▶ _SHORT PROBLEM_
Quote all entries in full, exactly.

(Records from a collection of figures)
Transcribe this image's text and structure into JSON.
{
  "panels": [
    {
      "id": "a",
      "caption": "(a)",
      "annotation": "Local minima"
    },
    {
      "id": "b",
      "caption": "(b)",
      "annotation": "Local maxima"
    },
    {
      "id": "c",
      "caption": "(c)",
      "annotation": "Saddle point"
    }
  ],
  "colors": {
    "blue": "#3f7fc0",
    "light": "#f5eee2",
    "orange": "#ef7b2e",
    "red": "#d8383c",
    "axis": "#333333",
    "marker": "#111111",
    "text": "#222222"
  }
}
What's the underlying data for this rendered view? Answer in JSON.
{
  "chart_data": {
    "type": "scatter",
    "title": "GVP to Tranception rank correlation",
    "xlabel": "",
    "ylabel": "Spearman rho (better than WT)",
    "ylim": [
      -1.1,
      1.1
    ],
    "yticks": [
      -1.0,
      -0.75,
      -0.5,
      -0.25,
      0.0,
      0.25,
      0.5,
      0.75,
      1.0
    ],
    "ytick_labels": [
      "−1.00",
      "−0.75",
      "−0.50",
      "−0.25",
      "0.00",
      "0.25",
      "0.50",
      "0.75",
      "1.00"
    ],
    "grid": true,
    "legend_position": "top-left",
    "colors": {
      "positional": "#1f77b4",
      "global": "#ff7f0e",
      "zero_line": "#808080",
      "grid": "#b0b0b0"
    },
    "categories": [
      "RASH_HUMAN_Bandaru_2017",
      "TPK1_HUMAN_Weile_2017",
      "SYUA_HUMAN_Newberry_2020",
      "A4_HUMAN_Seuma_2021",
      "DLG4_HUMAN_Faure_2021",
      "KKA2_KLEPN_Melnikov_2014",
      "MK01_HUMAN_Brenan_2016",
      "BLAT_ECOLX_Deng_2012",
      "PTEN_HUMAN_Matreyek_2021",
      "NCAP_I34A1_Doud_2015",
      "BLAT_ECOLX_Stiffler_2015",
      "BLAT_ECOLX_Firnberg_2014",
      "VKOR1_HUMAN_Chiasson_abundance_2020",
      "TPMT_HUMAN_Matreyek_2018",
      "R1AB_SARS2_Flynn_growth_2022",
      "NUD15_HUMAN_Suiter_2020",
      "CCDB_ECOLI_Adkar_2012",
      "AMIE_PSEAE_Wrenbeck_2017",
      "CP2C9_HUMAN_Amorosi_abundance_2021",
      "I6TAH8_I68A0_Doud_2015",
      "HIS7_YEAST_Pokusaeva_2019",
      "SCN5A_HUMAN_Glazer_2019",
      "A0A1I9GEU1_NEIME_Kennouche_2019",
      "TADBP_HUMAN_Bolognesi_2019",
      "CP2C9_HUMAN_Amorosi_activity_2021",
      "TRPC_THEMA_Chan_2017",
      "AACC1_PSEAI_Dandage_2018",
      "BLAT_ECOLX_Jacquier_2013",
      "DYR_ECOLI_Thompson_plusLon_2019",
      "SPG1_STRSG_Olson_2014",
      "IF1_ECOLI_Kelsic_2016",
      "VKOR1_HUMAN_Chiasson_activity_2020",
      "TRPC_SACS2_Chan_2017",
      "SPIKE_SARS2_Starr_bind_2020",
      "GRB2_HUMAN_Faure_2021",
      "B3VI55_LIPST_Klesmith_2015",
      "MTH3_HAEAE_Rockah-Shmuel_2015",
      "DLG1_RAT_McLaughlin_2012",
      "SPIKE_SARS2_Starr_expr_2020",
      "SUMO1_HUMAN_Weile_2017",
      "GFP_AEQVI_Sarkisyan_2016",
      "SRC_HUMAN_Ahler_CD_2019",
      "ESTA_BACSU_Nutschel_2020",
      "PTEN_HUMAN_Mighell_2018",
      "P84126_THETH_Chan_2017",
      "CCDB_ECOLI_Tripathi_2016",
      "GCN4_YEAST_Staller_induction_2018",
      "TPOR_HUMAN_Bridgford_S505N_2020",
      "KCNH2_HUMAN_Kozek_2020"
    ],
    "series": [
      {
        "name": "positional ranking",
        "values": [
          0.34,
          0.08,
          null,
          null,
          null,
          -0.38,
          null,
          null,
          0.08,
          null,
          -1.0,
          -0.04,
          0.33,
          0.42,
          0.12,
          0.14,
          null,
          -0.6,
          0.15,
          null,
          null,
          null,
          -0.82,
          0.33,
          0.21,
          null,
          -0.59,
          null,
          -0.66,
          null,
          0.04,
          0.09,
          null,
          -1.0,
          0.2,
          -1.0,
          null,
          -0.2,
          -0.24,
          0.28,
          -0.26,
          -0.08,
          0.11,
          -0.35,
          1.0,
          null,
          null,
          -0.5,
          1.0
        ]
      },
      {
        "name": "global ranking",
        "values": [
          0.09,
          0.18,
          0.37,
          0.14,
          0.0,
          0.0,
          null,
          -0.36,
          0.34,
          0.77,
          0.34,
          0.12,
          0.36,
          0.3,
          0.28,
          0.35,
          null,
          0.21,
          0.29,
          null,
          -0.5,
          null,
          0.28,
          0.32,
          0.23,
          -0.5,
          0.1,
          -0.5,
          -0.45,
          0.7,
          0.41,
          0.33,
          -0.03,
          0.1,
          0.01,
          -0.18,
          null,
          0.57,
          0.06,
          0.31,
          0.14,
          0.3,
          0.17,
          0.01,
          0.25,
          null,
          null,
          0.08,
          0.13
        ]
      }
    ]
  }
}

▶ _COMPLETE OUTPUT_
Transcribe this image's text and structure into JSON.
{
  "panels": [
    {
      "id": "a",
      "caption": "(a)",
      "annotation": "Local minima"
    },
    {
      "id": "b",
      "caption": "(b)",
      "annotation": "Local maxima"
    },
    {
      "id": "c",
      "caption": "(c)",
      "annotation": "Saddle point"
    }
  ],
  "colors": {
    "blue": "#3f7fc0",
    "light": "#f5eee2",
    "orange": "#ef7b2e",
    "red": "#d8383c",
    "axis": "#333333",
    "marker": "#111111",
    "text": "#222222"
  }
}
What's the underlying data for this rendered view? Answer in JSON.
{
  "chart_data": {
    "type": "scatter",
    "title": "GVP to Tranception rank correlation",
    "xlabel": "",
    "ylabel": "Spearman rho (better than WT)",
    "ylim": [
      -1.1,
      1.1
    ],
    "yticks": [
      -1.0,
      -0.75,
      -0.5,
      -0.25,
      0.0,
      0.25,
      0.5,
      0.75,
      1.0
    ],
    "ytick_labels": [
      "−1.00",
      "−0.75",
      "−0.50",
      "−0.25",
      "0.00",
      "0.25",
      "0.50",
      "0.75",
      "1.00"
    ],
    "grid": true,
    "legend_position": "top-left",
    "colors": {
      "positional": "#1f77b4",
      "global": "#ff7f0e",
      "zero_line": "#808080",
      "grid": "#b0b0b0"
    },
    "categories": [
      "RASH_HUMAN_Bandaru_2017",
      "TPK1_HUMAN_Weile_2017",
      "SYUA_HUMAN_Newberry_2020",
      "A4_HUMAN_Seuma_2021",
      "DLG4_HUMAN_Faure_2021",
      "KKA2_KLEPN_Melnikov_2014",
      "MK01_HUMAN_Brenan_2016",
      "BLAT_ECOLX_Deng_2012",
      "PTEN_HUMAN_Matreyek_2021",
      "NCAP_I34A1_Doud_2015",
      "BLAT_ECOLX_Stiffler_2015",
      "BLAT_ECOLX_Firnberg_2014",
      "VKOR1_HUMAN_Chiasson_abundance_2020",
      "TPMT_HUMAN_Matreyek_2018",
      "R1AB_SARS2_Flynn_growth_2022",
      "NUD15_HUMAN_Suiter_2020",
      "CCDB_ECOLI_Adkar_2012",
      "AMIE_PSEAE_Wrenbeck_2017",
      "CP2C9_HUMAN_Amorosi_abundance_2021",
      "I6TAH8_I68A0_Doud_2015",
      "HIS7_YEAST_Pokusaeva_2019",
      "SCN5A_HUMAN_Glazer_2019",
      "A0A1I9GEU1_NEIME_Kennouche_2019",
      "TADBP_HUMAN_Bolognesi_2019",
      "CP2C9_HUMAN_Amorosi_activity_2021",
      "TRPC_THEMA_Chan_2017",
      "AACC1_PSEAI_Dandage_2018",
      "BLAT_ECOLX_Jacquier_2013",
      "DYR_ECOLI_Thompson_plusLon_2019",
      "SPG1_STRSG_Olson_2014",
      "IF1_ECOLI_Kelsic_2016",
      "VKOR1_HUMAN_Chiasson_activity_2020",
      "TRPC_SACS2_Chan_2017",
      "SPIKE_SARS2_Starr_bind_2020",
      "GRB2_HUMAN_Faure_2021",
      "B3VI55_LIPST_Klesmith_2015",
      "MTH3_HAEAE_Rockah-Shmuel_2015",
      "DLG1_RAT_McLaughlin_2012",
      "SPIKE_SARS2_Starr_expr_2020",
      "SUMO1_HUMAN_Weile_2017",
      "GFP_AEQVI_Sarkisyan_2016",
      "SRC_HUMAN_Ahler_CD_2019",
      "ESTA_BACSU_Nutschel_2020",
      "PTEN_HUMAN_Mighell_2018",
      "P84126_THETH_Chan_2017",
      "CCDB_ECOLI_Tripathi_2016",
      "GCN4_YEAST_Staller_induction_2018",
      "TPOR_HUMAN_Bridgford_S505N_2020",
      "KCNH2_HUMAN_Kozek_2020"
    ],
    "series": [
      {
        "name": "positional ranking",
        "values": [
          0.34,
          0.08,
          null,
          null,
          null,
          -0.38,
          null,
          null,
          0.08,
          null,
          -1.0,
          -0.04,
          0.33,
          0.42,
          0.12,
          0.14,
          null,
          -0.6,
          0.15,
          null,
          null,
          null,
          -0.82,
          0.33,
          0.21,
          null,
          -0.59,
          null,
          -0.66,
          null,
          0.04,
          0.09,
          null,
          -1.0,
          0.2,
          -1.0,
          null,
          -0.2,
          -0.24,
          0.28,
          -0.26,
          -0.08,
          0.11,
          -0.35,
          1.0,
          null,
          null,
          -0.5,
          1.0
        ]
      },
      {
        "name": "global ranking",
        "values": [
          0.09,
          0.18,
          0.37,
          0.14,
          0.0,
          0.0,
          null,
          -0.36,
          0.34,
          0.77,
          0.34,
          0.12,
          0.36,
          0.3,
          0.28,
          0.35,
          null,
          0.21,
          0.29,
          null,
          -0.5,
          null,
          0.28,
          0.32,
          0.23,
          -0.5,
          0.1,
          -0.5,
          -0.45,
          0.7,
          0.41,
          0.33,
          -0.03,
          0.1,
          0.01,
          -0.18,
          null,
          0.57,
          0.06,
          0.31,
          0.14,
          0.3,
          0.17,
          0.01,
          0.25,
          null,
          null,
          0.08,
          0.13
        ]
      }
    ]
  }
}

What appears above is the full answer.